- **REQUIRED TASK**
Word for word, transcribe the lines below and drop the pictures.

- **RECORD EXTRACTS**
(begin)

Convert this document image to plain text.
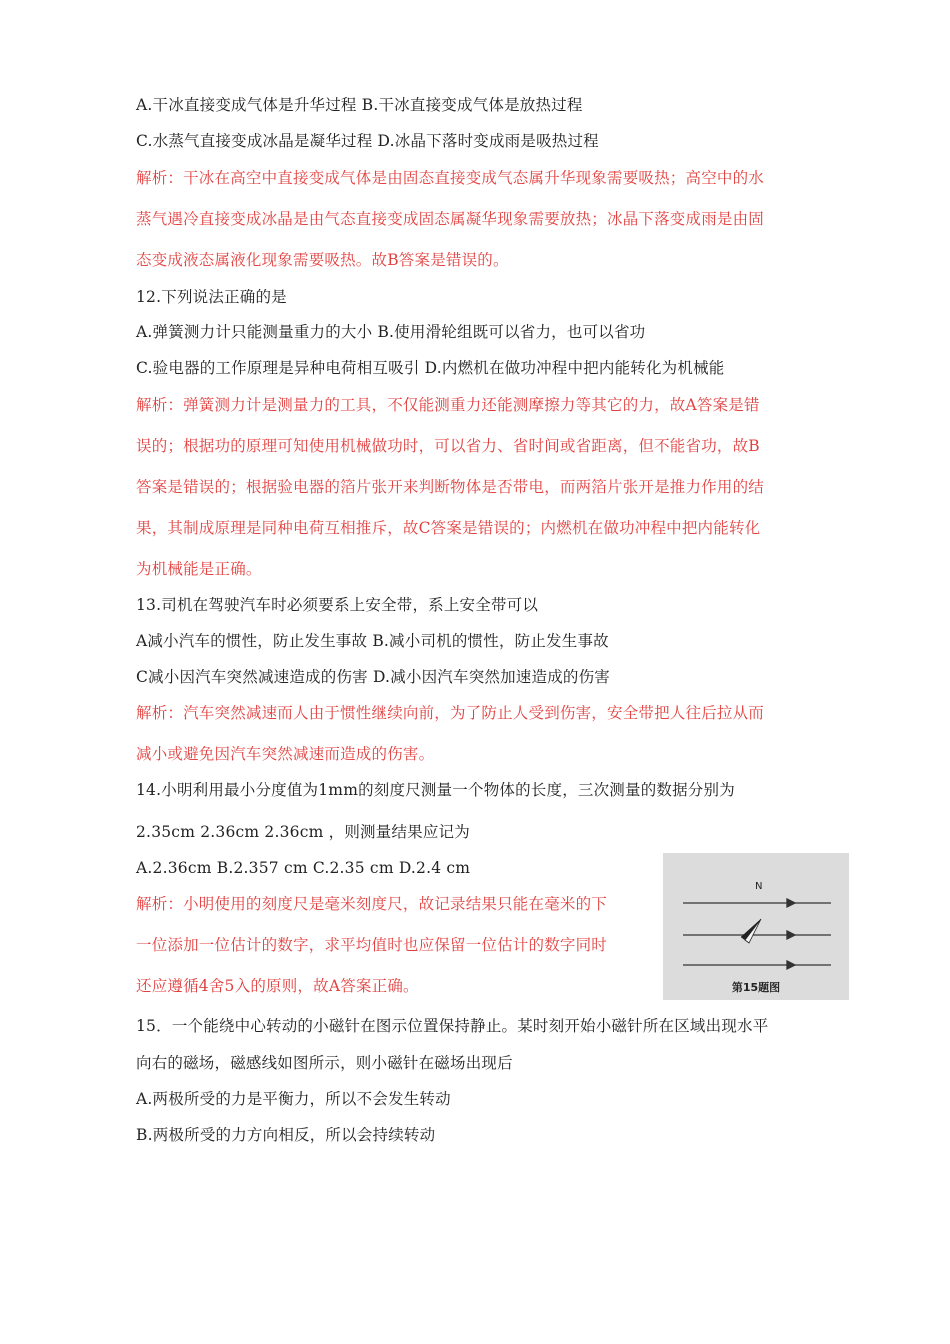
A.干冰直接变成气体是升华过程 B.干冰直接变成气体是放热过程
C.水蒸气直接变成冰晶是凝华过程 D.冰晶下落时变成雨是吸热过程
解析：干冰在高空中直接变成气体是由固态直接变成气态属升华现象需要吸热；高空中的水
蒸气遇冷直接变成冰晶是由气态直接变成固态属凝华现象需要放热；冰晶下落变成雨是由固
态变成液态属液化现象需要吸热。故B答案是错误的。
12.下列说法正确的是
A.弹簧测力计只能测量重力的大小 B.使用滑轮组既可以省力，也可以省功
C.验电器的工作原理是异种电荷相互吸引 D.内燃机在做功冲程中把内能转化为机械能
解析：弹簧测力计是测量力的工具，不仅能测重力还能测摩擦力等其它的力，故A答案是错
误的；根据功的原理可知使用机械做功时，可以省力、省时间或省距离，但不能省功，故B
答案是错误的；根据验电器的箔片张开来判断物体是否带电，而两箔片张开是推力作用的结
果，其制成原理是同种电荷互相推斥，故C答案是错误的；内燃机在做功冲程中把内能转化
为机械能是正确。
13.司机在驾驶汽车时必须要系上安全带，系上安全带可以
A减小汽车的惯性，防止发生事故 B.减小司机的惯性，防止发生事故
C减小因汽车突然减速造成的伤害 D.减小因汽车突然加速造成的伤害
解析：汽车突然减速而人由于惯性继续向前，为了防止人受到伤害，安全带把人往后拉从而
减小或避免因汽车突然减速而造成的伤害。
14.小明利用最小分度值为1mm的刻度尺测量一个物体的长度，三次测量的数据分别为
2.35cm 2.36cm 2.36cm ，则测量结果应记为
A.2.36cm B.2.357 cm C.2.35 cm D.2.4 cm
解析：小明使用的刻度尺是毫米刻度尺，故记录结果只能在毫米的下
一位添加一位估计的数字，求平均值时也应保留一位估计的数字同时
还应遵循4舍5入的原则，故A答案正确。
15．一个能绕中心转动的小磁针在图示位置保持静止。某时刻开始小磁针所在区域出现水平
向右的磁场，磁感线如图所示，则小磁针在磁场出现后
A.两极所受的力是平衡力，所以不会发生转动
B.两极所受的力方向相反，所以会持续转动
N
第15题图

(end)

- **THE SOLUTION**
Convert this document image to plain text.
A.干冰直接变成气体是升华过程 B.干冰直接变成气体是放热过程
C.水蒸气直接变成冰晶是凝华过程 D.冰晶下落时变成雨是吸热过程
解析：干冰在高空中直接变成气体是由固态直接变成气态属升华现象需要吸热；高空中的水
蒸气遇冷直接变成冰晶是由气态直接变成固态属凝华现象需要放热；冰晶下落变成雨是由固
态变成液态属液化现象需要吸热。故B答案是错误的。
12.下列说法正确的是
A.弹簧测力计只能测量重力的大小 B.使用滑轮组既可以省力，也可以省功
C.验电器的工作原理是异种电荷相互吸引 D.内燃机在做功冲程中把内能转化为机械能
解析：弹簧测力计是测量力的工具，不仅能测重力还能测摩擦力等其它的力，故A答案是错
误的；根据功的原理可知使用机械做功时，可以省力、省时间或省距离，但不能省功，故B
答案是错误的；根据验电器的箔片张开来判断物体是否带电，而两箔片张开是推力作用的结
果，其制成原理是同种电荷互相推斥，故C答案是错误的；内燃机在做功冲程中把内能转化
为机械能是正确。
13.司机在驾驶汽车时必须要系上安全带，系上安全带可以
A减小汽车的惯性，防止发生事故 B.减小司机的惯性，防止发生事故
C减小因汽车突然减速造成的伤害 D.减小因汽车突然加速造成的伤害
解析：汽车突然减速而人由于惯性继续向前，为了防止人受到伤害，安全带把人往后拉从而
减小或避免因汽车突然减速而造成的伤害。
14.小明利用最小分度值为1mm的刻度尺测量一个物体的长度，三次测量的数据分别为
2.35cm 2.36cm 2.36cm ，则测量结果应记为
A.2.36cm B.2.357 cm C.2.35 cm D.2.4 cm
解析：小明使用的刻度尺是毫米刻度尺，故记录结果只能在毫米的下
一位添加一位估计的数字，求平均值时也应保留一位估计的数字同时
还应遵循4舍5入的原则，故A答案正确。
15．一个能绕中心转动的小磁针在图示位置保持静止。某时刻开始小磁针所在区域出现水平
向右的磁场，磁感线如图所示，则小磁针在磁场出现后
A.两极所受的力是平衡力，所以不会发生转动
B.两极所受的力方向相反，所以会持续转动
N
第15题图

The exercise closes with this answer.